--- Start of Provided data ---
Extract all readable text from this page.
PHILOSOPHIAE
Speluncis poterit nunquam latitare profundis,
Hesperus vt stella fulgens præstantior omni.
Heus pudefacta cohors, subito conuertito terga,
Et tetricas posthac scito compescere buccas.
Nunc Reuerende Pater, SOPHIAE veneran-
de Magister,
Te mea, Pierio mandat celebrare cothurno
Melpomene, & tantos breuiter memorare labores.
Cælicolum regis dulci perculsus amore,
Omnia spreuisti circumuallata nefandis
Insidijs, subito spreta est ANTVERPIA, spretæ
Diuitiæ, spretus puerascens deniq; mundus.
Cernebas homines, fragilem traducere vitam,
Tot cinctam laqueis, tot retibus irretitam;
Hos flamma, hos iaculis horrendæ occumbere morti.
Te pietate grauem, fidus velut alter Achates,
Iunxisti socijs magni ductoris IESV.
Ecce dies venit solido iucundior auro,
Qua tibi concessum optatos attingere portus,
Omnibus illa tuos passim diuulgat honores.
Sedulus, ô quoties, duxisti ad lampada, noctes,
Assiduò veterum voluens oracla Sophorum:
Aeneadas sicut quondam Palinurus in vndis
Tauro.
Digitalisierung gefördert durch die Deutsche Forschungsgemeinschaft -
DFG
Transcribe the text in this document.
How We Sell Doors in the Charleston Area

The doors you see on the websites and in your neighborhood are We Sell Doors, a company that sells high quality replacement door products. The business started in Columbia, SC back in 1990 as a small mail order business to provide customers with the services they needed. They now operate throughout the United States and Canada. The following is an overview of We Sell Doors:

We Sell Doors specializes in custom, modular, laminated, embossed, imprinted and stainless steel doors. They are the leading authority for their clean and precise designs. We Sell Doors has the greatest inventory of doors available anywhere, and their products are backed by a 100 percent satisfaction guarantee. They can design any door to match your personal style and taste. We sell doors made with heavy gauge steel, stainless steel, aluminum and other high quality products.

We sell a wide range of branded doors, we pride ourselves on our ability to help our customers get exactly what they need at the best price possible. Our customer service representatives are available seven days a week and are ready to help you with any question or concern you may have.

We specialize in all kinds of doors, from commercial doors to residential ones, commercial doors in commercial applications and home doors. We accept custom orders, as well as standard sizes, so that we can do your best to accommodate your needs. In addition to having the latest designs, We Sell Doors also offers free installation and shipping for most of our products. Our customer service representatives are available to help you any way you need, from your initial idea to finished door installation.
--- End of Provided data ---
→ Work instructions: Scan the material above. Extract every line in which the word "this" occurs.

→ Answer to the problem:
Extract all readable text from this page.
Transcribe the text in this document.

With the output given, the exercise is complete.